Task statement
Report all lines from the entries below in which "this" appears.

Provided records

──────────────────────────────

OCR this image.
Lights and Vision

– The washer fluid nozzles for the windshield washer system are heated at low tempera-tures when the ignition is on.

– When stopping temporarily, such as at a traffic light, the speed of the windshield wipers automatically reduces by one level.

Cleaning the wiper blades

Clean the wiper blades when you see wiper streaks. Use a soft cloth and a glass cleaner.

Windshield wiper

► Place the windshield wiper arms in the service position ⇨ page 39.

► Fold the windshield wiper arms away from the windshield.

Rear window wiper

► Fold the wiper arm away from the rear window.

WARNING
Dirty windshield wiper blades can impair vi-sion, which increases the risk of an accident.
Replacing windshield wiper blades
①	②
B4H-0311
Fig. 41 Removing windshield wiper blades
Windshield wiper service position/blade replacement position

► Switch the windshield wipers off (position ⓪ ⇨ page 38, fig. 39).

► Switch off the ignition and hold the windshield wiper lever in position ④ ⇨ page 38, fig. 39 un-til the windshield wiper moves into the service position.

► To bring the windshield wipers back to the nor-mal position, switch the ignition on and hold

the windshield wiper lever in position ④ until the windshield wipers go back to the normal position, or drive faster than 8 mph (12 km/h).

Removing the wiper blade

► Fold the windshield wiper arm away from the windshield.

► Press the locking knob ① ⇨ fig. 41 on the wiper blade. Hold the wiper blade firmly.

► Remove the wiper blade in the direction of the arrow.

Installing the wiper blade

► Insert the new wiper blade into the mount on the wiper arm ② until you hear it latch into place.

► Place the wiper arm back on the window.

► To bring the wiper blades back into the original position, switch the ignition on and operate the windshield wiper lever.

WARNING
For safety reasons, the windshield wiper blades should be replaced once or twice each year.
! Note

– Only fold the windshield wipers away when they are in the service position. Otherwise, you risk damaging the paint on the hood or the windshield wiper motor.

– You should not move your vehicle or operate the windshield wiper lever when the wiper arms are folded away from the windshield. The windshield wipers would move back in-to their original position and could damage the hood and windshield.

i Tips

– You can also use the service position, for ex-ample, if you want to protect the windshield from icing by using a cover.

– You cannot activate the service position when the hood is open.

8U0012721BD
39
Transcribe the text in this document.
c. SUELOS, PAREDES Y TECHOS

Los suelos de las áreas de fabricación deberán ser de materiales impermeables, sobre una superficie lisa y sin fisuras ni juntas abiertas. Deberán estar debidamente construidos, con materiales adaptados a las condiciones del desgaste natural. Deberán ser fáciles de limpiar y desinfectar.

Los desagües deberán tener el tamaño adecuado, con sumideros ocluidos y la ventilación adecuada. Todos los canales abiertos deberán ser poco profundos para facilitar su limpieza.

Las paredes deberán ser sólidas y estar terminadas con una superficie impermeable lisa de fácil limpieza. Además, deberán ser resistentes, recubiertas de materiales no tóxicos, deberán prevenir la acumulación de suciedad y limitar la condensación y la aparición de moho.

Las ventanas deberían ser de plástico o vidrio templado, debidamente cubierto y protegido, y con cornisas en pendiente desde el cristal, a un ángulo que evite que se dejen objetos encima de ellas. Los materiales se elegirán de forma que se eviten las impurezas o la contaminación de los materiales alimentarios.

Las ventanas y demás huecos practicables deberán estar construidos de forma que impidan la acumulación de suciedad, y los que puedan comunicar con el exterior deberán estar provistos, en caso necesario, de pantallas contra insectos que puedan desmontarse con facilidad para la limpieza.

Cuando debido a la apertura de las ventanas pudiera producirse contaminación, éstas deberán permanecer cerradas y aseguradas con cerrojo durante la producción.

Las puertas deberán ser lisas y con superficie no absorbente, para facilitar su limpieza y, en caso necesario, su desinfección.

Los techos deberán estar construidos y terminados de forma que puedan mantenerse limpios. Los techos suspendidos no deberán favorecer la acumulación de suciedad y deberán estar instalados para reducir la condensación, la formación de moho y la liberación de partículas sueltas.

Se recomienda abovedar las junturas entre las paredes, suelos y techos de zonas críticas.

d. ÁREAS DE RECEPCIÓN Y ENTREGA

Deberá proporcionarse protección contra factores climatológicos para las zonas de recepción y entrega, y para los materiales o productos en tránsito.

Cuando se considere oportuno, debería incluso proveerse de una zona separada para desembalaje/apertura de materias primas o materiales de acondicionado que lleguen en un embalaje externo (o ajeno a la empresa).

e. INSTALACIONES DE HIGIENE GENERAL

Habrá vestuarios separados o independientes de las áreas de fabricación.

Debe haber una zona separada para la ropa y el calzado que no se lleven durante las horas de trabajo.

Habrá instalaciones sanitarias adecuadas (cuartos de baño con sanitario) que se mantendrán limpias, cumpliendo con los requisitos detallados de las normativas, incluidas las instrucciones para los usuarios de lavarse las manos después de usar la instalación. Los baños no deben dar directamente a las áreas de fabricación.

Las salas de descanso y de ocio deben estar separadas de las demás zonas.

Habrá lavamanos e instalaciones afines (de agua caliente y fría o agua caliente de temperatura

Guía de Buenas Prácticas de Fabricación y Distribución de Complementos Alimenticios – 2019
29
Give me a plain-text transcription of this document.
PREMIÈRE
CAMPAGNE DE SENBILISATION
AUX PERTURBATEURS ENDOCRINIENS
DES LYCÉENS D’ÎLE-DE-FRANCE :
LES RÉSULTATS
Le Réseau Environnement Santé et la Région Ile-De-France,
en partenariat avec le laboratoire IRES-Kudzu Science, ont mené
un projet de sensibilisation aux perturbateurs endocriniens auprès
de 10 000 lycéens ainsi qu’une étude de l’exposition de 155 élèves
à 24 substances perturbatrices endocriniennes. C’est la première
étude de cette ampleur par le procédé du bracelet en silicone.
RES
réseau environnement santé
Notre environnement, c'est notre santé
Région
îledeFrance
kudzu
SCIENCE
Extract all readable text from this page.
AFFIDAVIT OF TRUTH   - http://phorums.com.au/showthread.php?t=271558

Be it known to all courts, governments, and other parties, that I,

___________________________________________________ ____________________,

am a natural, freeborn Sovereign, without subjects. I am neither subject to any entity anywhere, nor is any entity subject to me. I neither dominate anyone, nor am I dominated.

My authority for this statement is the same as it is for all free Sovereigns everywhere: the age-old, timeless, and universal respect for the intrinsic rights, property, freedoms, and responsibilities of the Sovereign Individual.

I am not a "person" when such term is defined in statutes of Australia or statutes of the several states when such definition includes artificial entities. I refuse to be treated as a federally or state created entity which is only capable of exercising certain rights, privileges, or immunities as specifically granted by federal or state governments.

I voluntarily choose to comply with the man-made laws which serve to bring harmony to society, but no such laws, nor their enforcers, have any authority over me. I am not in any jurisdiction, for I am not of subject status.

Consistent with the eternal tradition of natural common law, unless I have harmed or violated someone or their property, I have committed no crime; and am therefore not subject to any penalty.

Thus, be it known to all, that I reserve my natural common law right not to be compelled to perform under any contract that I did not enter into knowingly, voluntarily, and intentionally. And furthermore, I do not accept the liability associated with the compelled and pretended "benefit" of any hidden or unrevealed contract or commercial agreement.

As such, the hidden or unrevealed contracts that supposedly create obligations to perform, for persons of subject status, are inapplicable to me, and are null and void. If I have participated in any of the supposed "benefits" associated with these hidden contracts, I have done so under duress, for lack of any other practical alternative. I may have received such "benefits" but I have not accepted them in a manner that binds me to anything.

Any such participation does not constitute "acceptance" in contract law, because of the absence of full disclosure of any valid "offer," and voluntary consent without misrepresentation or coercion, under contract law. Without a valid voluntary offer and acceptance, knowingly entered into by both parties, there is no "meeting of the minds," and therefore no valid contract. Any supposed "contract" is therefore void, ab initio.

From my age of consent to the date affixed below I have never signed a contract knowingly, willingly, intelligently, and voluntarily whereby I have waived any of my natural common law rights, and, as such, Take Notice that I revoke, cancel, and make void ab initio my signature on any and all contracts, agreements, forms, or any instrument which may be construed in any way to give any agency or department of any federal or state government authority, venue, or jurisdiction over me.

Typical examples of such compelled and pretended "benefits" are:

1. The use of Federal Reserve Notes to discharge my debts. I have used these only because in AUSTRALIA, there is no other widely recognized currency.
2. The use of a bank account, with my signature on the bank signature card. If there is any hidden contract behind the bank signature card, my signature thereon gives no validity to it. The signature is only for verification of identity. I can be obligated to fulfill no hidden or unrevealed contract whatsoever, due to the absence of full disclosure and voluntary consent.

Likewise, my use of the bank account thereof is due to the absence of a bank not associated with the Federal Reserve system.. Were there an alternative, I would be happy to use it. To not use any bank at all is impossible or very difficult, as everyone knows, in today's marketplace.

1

──────────────────────────────

Exercise response
OCR this image.
Transcribe the text in this document.
Give me a plain-text transcription of this document.
Extract all readable text from this page.
My authority for this statement is the same as it is for all free Sovereigns everywhere: the age-old, timeless, and universal respect for the intrinsic rights, property, freedoms, and responsibilities of the Sovereign Individual.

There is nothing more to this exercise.